• Rows:
start

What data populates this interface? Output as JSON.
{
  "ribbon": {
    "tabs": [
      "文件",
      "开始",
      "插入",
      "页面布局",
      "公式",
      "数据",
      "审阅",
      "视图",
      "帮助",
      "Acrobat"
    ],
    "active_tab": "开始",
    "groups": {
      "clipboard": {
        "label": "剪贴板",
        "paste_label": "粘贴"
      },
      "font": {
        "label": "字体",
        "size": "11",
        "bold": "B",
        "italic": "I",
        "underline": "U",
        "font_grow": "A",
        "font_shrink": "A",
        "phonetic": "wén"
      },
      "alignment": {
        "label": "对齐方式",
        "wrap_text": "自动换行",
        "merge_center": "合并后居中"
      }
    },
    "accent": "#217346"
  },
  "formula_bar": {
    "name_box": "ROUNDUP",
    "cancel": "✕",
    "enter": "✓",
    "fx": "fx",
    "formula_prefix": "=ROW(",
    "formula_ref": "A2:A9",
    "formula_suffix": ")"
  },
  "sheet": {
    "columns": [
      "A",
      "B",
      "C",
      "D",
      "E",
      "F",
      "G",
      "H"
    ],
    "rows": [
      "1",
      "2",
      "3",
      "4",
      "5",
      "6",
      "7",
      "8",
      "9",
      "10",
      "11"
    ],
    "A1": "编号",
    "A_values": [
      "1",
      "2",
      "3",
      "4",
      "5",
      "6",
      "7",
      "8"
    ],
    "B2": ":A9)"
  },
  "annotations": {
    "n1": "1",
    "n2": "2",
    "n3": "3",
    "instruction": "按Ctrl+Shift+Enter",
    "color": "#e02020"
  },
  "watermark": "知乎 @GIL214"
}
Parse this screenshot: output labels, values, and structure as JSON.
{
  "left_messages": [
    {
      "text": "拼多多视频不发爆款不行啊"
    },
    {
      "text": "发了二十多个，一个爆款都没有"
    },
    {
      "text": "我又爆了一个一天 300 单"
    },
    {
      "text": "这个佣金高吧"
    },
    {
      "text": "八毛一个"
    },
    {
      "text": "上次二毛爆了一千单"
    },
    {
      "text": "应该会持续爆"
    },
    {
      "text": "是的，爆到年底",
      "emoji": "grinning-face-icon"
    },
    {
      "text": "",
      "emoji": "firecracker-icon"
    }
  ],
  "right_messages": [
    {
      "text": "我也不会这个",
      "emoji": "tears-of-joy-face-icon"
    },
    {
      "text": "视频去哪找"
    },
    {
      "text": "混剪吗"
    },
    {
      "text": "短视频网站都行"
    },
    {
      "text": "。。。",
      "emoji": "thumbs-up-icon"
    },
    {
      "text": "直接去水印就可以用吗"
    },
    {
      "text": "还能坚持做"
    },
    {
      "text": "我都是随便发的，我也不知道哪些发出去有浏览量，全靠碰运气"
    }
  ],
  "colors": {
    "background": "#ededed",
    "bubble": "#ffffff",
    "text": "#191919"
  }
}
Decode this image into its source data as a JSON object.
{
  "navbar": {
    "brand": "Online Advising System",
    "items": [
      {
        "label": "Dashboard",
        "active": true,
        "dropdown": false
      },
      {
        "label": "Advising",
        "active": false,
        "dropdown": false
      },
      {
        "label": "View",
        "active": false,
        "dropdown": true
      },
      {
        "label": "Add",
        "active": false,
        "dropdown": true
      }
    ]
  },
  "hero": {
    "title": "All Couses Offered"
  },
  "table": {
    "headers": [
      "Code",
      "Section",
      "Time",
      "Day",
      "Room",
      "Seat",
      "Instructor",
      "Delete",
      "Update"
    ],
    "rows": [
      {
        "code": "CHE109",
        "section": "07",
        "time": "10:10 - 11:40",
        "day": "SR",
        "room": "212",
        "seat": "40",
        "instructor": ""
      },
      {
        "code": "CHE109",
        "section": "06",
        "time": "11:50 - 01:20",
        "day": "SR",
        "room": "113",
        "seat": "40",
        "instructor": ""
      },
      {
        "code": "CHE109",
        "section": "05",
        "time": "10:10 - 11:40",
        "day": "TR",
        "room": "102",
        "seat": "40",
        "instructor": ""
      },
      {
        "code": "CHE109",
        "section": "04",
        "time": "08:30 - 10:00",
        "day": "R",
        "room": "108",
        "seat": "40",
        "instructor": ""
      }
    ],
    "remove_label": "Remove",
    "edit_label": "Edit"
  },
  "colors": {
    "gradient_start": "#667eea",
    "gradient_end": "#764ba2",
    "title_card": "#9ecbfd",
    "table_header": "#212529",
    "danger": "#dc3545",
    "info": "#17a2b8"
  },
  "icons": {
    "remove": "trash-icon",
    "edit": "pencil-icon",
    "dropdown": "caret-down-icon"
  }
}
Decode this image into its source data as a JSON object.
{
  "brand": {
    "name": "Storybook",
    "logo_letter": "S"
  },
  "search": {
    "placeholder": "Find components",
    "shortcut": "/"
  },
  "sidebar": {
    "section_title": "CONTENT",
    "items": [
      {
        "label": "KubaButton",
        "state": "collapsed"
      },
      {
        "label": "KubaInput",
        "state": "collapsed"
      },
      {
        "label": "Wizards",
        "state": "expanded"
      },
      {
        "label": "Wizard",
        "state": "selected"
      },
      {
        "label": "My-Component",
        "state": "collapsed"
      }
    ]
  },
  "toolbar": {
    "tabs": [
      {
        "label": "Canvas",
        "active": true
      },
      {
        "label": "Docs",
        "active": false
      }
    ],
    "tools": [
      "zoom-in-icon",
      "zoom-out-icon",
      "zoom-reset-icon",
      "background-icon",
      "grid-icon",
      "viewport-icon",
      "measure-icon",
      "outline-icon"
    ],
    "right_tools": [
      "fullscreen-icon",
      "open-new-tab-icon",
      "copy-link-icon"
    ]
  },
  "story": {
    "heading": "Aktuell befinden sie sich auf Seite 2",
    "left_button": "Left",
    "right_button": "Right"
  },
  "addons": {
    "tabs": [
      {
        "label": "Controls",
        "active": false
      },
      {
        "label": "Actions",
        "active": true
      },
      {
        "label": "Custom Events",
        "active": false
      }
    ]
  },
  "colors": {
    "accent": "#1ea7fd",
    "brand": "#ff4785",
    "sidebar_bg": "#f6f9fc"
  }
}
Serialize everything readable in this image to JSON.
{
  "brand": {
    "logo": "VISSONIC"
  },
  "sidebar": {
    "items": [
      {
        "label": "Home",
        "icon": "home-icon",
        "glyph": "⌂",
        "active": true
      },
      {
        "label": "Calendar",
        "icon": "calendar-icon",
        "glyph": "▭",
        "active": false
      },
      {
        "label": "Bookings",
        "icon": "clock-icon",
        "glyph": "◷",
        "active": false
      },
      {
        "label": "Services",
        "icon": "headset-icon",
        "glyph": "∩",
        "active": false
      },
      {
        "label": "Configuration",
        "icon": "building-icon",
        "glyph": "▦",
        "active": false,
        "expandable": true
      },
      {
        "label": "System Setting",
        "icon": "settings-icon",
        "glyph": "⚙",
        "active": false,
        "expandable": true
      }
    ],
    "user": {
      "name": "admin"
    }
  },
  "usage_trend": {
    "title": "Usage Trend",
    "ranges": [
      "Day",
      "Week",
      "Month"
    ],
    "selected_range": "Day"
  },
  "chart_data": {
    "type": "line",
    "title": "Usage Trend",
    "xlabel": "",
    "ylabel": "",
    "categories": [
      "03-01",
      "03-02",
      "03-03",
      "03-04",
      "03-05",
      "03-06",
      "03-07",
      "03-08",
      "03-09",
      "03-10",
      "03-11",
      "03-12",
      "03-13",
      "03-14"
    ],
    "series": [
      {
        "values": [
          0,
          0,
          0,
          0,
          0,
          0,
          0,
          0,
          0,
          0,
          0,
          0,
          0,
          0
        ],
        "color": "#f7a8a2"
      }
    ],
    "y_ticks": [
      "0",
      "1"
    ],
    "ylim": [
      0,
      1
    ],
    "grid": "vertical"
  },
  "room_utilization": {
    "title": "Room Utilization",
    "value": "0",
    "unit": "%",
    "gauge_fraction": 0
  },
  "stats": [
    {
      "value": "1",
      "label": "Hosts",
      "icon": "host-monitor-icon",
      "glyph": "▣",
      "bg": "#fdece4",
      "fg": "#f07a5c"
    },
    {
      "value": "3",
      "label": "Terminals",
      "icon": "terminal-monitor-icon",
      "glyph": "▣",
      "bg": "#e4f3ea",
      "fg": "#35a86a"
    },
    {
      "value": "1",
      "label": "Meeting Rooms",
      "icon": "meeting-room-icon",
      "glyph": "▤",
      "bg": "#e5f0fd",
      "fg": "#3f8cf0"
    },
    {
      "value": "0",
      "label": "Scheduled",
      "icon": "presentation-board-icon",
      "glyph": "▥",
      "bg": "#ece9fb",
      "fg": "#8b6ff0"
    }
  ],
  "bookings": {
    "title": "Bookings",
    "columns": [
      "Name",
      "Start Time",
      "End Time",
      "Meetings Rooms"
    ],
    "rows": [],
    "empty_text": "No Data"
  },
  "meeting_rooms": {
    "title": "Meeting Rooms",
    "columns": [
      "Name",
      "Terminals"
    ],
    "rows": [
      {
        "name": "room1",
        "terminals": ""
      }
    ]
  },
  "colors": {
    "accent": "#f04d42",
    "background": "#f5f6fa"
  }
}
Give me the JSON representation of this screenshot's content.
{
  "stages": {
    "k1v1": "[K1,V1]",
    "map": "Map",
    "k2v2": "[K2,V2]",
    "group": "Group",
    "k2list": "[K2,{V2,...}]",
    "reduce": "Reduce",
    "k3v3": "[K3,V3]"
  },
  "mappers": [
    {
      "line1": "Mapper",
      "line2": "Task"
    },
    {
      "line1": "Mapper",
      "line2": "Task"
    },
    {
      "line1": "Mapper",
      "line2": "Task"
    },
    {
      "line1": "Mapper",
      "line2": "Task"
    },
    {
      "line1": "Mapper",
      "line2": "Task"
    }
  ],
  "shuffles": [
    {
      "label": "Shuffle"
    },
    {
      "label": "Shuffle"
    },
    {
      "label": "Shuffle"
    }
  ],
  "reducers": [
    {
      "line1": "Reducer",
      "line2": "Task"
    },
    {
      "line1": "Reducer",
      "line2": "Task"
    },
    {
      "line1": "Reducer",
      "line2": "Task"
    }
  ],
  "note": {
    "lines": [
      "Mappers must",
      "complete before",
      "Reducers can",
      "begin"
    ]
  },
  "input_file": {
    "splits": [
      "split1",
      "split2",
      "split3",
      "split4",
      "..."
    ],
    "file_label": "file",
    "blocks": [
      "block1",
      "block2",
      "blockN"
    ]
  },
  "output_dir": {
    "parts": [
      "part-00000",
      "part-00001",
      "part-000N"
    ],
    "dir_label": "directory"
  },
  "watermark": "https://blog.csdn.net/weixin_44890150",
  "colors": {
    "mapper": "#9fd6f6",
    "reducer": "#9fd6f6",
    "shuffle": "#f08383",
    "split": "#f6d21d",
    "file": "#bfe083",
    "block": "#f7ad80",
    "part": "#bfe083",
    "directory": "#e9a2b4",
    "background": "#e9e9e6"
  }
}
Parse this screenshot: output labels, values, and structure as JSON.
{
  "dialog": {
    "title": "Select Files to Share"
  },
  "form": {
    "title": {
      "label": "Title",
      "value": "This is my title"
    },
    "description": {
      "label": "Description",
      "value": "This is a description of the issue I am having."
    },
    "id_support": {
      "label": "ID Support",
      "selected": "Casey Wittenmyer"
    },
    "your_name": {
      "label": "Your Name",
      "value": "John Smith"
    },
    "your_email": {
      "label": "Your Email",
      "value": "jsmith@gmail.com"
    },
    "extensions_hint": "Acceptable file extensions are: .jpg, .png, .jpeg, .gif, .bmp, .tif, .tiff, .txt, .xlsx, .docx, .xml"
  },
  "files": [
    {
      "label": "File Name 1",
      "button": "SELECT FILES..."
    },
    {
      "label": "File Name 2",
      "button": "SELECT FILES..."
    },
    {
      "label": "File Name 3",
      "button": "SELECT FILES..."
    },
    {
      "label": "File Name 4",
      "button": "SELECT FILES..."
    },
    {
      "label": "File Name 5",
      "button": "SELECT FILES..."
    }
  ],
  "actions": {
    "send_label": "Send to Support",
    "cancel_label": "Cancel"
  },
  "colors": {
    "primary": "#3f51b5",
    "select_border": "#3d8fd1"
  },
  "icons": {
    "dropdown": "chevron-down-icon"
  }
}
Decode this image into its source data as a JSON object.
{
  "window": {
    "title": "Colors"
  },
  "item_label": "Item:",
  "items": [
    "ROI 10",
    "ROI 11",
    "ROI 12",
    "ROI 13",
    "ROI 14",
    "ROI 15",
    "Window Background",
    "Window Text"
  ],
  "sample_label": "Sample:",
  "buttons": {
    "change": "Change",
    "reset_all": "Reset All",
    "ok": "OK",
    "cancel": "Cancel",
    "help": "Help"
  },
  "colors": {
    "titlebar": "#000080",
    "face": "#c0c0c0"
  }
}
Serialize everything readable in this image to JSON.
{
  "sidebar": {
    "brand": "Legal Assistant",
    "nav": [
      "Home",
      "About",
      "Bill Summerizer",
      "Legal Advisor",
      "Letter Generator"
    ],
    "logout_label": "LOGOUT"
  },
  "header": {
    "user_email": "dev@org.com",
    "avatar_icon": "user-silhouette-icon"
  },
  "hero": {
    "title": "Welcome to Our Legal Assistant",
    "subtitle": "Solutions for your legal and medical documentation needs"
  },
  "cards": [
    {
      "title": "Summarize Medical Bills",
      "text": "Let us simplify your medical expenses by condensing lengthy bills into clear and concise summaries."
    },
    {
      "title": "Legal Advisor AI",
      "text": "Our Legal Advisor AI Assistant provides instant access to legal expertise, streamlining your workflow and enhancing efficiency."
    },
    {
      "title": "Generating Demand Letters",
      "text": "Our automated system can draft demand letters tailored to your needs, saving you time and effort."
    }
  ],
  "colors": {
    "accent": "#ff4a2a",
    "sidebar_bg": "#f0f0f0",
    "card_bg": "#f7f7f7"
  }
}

end

Find the lines containing "emoji" and pull them out.

      "emoji": "grinning-face-icon"
      "emoji": "firecracker-icon"
      "emoji": "tears-of-joy-face-icon"
      "emoji": "thumbs-up-icon"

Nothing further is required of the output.